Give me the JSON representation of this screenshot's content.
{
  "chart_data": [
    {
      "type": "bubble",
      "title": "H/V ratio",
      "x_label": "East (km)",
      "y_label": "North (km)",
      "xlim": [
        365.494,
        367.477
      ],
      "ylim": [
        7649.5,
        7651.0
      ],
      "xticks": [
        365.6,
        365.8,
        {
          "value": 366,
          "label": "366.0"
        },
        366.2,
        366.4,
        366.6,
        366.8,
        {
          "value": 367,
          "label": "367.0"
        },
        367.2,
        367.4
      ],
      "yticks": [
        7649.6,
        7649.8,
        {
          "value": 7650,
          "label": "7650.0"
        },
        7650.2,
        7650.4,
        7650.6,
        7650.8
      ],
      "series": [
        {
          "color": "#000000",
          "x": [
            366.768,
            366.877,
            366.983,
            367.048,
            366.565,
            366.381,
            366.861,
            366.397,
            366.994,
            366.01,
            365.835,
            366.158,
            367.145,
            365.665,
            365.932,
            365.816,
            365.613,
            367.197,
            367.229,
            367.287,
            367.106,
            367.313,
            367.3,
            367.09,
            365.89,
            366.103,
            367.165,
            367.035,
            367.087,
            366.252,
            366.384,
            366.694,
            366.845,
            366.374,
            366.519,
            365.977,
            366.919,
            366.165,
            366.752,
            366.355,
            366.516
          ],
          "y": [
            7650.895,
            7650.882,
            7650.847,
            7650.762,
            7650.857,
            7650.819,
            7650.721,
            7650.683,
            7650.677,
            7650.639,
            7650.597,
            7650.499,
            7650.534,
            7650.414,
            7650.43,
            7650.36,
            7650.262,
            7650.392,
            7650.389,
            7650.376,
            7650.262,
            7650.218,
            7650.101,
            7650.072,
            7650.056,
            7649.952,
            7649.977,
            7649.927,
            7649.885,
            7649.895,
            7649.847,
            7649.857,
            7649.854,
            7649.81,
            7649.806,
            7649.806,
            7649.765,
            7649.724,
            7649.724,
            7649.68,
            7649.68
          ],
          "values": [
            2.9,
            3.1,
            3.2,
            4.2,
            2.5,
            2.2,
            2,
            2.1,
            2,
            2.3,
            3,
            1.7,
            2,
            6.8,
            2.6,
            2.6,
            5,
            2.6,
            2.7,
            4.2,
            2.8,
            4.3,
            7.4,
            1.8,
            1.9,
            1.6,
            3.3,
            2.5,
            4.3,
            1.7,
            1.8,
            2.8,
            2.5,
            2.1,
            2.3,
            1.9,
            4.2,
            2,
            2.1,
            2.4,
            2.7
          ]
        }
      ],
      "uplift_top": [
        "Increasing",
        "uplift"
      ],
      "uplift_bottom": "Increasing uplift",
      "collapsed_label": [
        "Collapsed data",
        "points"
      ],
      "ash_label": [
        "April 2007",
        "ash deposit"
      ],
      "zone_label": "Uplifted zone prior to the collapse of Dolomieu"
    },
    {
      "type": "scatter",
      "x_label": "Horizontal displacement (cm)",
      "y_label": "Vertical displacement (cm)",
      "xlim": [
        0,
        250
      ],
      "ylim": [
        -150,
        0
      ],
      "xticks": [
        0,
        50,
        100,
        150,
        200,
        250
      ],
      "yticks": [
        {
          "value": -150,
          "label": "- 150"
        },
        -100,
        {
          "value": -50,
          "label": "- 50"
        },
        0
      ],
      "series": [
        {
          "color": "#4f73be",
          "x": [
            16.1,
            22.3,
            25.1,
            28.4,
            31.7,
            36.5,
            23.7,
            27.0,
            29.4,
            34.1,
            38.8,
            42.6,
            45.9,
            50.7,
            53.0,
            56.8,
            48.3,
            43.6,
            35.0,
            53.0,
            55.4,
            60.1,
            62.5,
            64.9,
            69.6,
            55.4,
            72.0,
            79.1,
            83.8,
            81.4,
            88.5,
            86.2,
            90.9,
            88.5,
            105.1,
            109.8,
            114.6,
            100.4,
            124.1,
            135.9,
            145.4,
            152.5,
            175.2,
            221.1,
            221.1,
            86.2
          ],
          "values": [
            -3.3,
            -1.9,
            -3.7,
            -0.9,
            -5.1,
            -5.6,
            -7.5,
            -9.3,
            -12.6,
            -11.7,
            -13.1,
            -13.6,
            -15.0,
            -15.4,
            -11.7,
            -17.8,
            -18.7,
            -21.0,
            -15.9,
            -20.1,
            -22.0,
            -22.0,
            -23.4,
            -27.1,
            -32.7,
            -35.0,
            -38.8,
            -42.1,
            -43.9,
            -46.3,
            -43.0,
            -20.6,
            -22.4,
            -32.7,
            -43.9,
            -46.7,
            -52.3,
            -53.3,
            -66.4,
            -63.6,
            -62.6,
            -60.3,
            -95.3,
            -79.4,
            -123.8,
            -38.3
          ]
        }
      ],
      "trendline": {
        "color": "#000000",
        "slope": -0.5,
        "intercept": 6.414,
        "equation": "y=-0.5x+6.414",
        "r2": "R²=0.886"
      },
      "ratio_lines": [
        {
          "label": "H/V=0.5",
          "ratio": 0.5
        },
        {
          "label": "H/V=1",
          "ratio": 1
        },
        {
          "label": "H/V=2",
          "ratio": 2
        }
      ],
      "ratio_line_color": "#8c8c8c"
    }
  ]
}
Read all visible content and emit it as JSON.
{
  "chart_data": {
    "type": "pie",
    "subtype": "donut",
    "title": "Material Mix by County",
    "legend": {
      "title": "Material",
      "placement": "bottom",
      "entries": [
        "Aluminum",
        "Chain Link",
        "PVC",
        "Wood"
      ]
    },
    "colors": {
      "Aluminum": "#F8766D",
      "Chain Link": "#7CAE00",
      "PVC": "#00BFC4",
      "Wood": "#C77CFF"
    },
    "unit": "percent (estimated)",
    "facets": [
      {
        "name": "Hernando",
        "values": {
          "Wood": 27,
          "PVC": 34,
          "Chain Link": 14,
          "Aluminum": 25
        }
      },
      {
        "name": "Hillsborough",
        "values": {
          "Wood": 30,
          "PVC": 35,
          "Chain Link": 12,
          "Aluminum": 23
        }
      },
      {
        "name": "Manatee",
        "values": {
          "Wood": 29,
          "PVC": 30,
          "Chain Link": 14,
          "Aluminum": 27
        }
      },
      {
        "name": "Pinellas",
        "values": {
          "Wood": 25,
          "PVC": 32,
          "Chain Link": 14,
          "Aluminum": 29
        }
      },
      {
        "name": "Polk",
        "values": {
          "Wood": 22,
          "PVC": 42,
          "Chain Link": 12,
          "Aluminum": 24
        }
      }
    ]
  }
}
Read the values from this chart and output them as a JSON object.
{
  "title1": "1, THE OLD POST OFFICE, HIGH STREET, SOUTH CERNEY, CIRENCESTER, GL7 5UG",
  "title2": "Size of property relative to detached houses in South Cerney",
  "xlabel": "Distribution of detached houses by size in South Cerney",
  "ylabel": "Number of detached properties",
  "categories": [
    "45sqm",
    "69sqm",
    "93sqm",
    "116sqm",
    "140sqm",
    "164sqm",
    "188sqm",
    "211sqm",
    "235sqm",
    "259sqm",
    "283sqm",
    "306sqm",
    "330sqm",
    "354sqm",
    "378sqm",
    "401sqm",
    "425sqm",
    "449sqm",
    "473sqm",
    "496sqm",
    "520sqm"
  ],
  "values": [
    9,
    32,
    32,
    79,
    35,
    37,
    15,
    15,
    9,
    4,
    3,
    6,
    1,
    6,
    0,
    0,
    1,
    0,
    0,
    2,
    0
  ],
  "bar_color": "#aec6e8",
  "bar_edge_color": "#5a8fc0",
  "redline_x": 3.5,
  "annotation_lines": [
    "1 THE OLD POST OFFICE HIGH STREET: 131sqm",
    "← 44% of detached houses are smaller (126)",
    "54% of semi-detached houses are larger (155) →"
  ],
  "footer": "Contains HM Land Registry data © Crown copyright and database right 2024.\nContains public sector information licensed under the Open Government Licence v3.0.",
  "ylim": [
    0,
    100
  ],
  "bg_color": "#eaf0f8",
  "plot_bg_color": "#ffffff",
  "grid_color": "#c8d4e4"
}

^^^^^^^^

Find the lines above that include the string "Wood" and copy them.

        "Wood"
      "Wood": "#C77CFF"
          "Wood": 27,
          "Wood": 30,
          "Wood": 29,
          "Wood": 25,
          "Wood": 22,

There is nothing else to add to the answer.